__Short exercise 1__
Write out the part of the CoreCLR post starting at "And here we" and ending at "edit unless intentional.".
__Short exercise 2__
Answer these questions using the CoreCLR post:
(a) On what date did Microsoft release CoreCLR?
(b) In which source did the authors find the comments about JIT performance?
(c) What native routine did they hope to use for big memory compares?

__Extract__
_ _ _
And here we are. 3 days ago, on the 3rd of February, Microsoft released CoreCLR for everyone to dig into. For everyone interested in performance it is a one in a million opportunity. Being able to see how the JIT works, how high-performance battle tested code is written (not looking at it in assembler) is quite an experience.

In there, specifically in the guts of the mscorlib source we noticed a couple of interesting comments specifically one that said:

// The attributes on this method are chosen for best JIT performance.

// Please do not edit unless intentional.

Needless to say that caught our attention. So we did what we usually do, just go and try it Open-mouthed smile.

The initial results were “interesting” to say the least. Instantaneously we could achieve faster speed-ups for our copy routines (more on that in a future series --- now I feel lucky I didn’t wrote more than the introduction). In fact, the results were “so good” that we decided to give it a try for compare, if we could at least use the SSE optimized native routine for big memory compares we would be in a great spot.

The result of our new tests? Well, we were in for a big surprise.
_ _ _
__Data listing__
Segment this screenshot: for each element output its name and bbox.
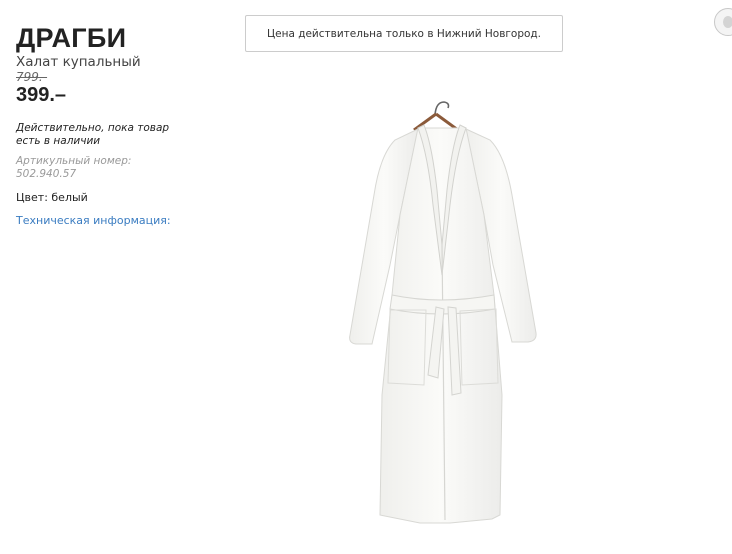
technical-info-link[interactable]: Техническая информация: [16,214,186,228]
product-image [300,95,590,550]
bathrobe-image [349,101,537,524]
old-price: 799.- [16,70,48,84]
scroll-arrow-icon[interactable] [714,8,732,36]
article-number: Артикульный номер: 502.940.57 [16,155,186,180]
price-region-notice-text: Цена действительна только в Нижний Новго… [266,27,542,40]
product-type: Халат купальный [16,54,141,70]
article-value: 502.940.57 [16,167,77,180]
current-price: 399.– [16,84,67,106]
article-label: Артикульный номер: [16,155,132,167]
product-color: Цвет: белый [16,191,88,204]
product-name: ДРАГБИ [16,23,127,53]
price-region-notice: Цена действительна только в Нижний Новго… [245,15,563,52]
availability-note: Действительно, пока товар есть в наличии [16,122,170,147]
product-info: ДРАГБИ Халат купальный 799.- 399.– Дейст… [16,24,186,228]
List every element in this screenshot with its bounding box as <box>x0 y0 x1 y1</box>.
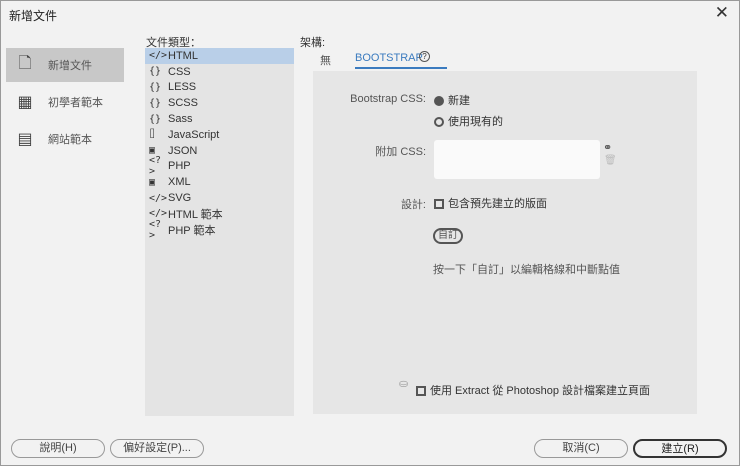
file-type-item[interactable]: <?> PHP 範本 <box>145 218 294 241</box>
file-type-icon: ⌷ <box>149 129 156 141</box>
nav-label: 初學者範本 <box>48 97 103 109</box>
checkbox-label: 使用 Extract 從 Photoshop 設計檔案建立頁面 <box>430 385 651 397</box>
file-type-icon: {} <box>149 81 162 93</box>
file-type-item[interactable]: </> HTML 範本 <box>145 206 294 222</box>
file-type-icon: <?> <box>149 155 162 178</box>
radio-unchecked-icon <box>434 117 444 128</box>
extract-checkbox[interactable]: 使用 Extract 從 Photoshop 設計檔案建立頁面 <box>416 382 650 398</box>
file-type-label: SVG <box>168 192 192 205</box>
checkbox-icon <box>434 199 444 210</box>
file-type-item[interactable]: ▣ XML <box>145 174 294 190</box>
customize-button[interactable]: 自訂 <box>433 228 463 244</box>
create-button[interactable]: 建立(R) <box>633 439 727 458</box>
help-icon[interactable]: ? <box>419 51 430 62</box>
tab-bootstrap[interactable]: BOOTSTRAP <box>355 52 447 69</box>
attach-css-label: 附加 CSS: <box>375 146 426 158</box>
checkbox-label: 包含預先建立的版面 <box>448 198 547 210</box>
file-type-label: SCSS <box>168 97 198 110</box>
radio-existing[interactable]: 使用現有的 <box>434 113 503 129</box>
file-type-label: LESS <box>168 81 197 94</box>
nav-starter-templates[interactable]: ▦ 初學者範本 <box>6 85 124 119</box>
file-type-item[interactable]: {} SCSS <box>145 95 294 111</box>
nav-label: 新增文件 <box>48 60 92 72</box>
dialog-title: 新增文件 <box>9 9 58 23</box>
file-type-icon: </> <box>149 50 168 62</box>
radio-checked-icon <box>434 96 444 107</box>
radio-label: 使用現有的 <box>448 116 503 128</box>
design-label: 設計: <box>400 199 426 211</box>
bootstrap-panel <box>313 71 697 414</box>
file-type-icon: {} <box>149 113 162 125</box>
cancel-button[interactable]: 取消(C) <box>534 439 628 458</box>
customize-hint: 按一下「自訂」以編輯格線和中斷點值 <box>433 264 620 276</box>
site-template-icon: ▤ <box>17 131 33 148</box>
trash-icon[interactable]: 🗑 <box>604 155 617 166</box>
file-type-label: HTML <box>168 49 198 62</box>
nav-new-document[interactable]: 🗋 新增文件 <box>6 48 124 82</box>
file-type-icon: <?> <box>149 218 162 241</box>
help-button[interactable]: 說明(H) <box>11 439 105 458</box>
file-type-label: XML <box>168 176 191 189</box>
file-type-list[interactable]: </> HTML{} CSS{} LESS{} SCSS{} Sass ⌷ JavaScrip… <box>145 48 294 416</box>
file-type-item[interactable]: ▣ JSON <box>145 143 294 159</box>
close-icon[interactable]: ✕ <box>715 3 729 23</box>
file-type-icon: </> <box>149 192 168 204</box>
preferences-button[interactable]: 偏好設定(P)... <box>110 439 204 458</box>
file-type-icon: ▣ <box>149 176 156 188</box>
checkbox-icon <box>416 386 426 397</box>
file-type-label: HTML 範本 <box>168 208 223 221</box>
file-type-item[interactable]: </> SVG <box>145 190 294 206</box>
nav-site-templates[interactable]: ▤ 網站範本 <box>6 122 124 156</box>
file-type-item[interactable]: {} LESS <box>145 80 294 96</box>
starter-template-icon: ▦ <box>17 94 33 111</box>
file-type-label: Sass <box>168 113 193 126</box>
file-type-label: CSS <box>168 65 191 78</box>
file-type-label: JavaScript <box>168 128 220 141</box>
file-type-item[interactable]: </> HTML <box>145 48 294 64</box>
file-type-icon: {} <box>149 97 162 109</box>
radio-label: 新建 <box>448 95 470 107</box>
extract-icon: ⛀ <box>399 378 409 390</box>
file-type-label: JSON <box>168 144 198 157</box>
link-icon[interactable]: ⚭ <box>603 141 612 154</box>
include-prebuilt-checkbox[interactable]: 包含預先建立的版面 <box>434 195 547 211</box>
radio-new[interactable]: 新建 <box>434 92 470 108</box>
attach-css-list[interactable] <box>434 140 600 179</box>
tab-none[interactable]: 無 <box>320 52 331 68</box>
document-icon: 🗋 <box>18 54 32 72</box>
file-type-item[interactable]: ⌷ JavaScript <box>145 127 294 143</box>
bootstrap-css-label: Bootstrap CSS: <box>350 93 426 105</box>
nav-label: 網站範本 <box>48 134 92 146</box>
file-type-label: PHP 範本 <box>168 224 216 237</box>
file-type-item[interactable]: {} CSS <box>145 64 294 80</box>
file-type-item[interactable]: {} Sass <box>145 111 294 127</box>
file-type-item[interactable]: <?> PHP <box>145 155 294 177</box>
file-type-icon: {} <box>149 66 162 78</box>
framework-label: 架構: <box>300 37 326 49</box>
file-type-label: PHP <box>168 160 191 173</box>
_ _ _
__Full solution 1__
And here we are. 3 days ago, on the 3rd of February, Microsoft released CoreCLR for everyone to dig into. For everyone interested in performance it is a one in a million opportunity. Being able to see how the JIT works, how high-performance battle tested code is written (not looking at it in assembler) is quite an experience.

In there, specifically in the guts of the mscorlib source we noticed a couple of interesting comments specifically one that said:

// The attributes on this method are chosen for best JIT performance.

// Please do not edit unless intentional.

__Full solution 2__
(a) The 3rd of February.
(b) The mscorlib source.
(c) The SSE optimized native routine.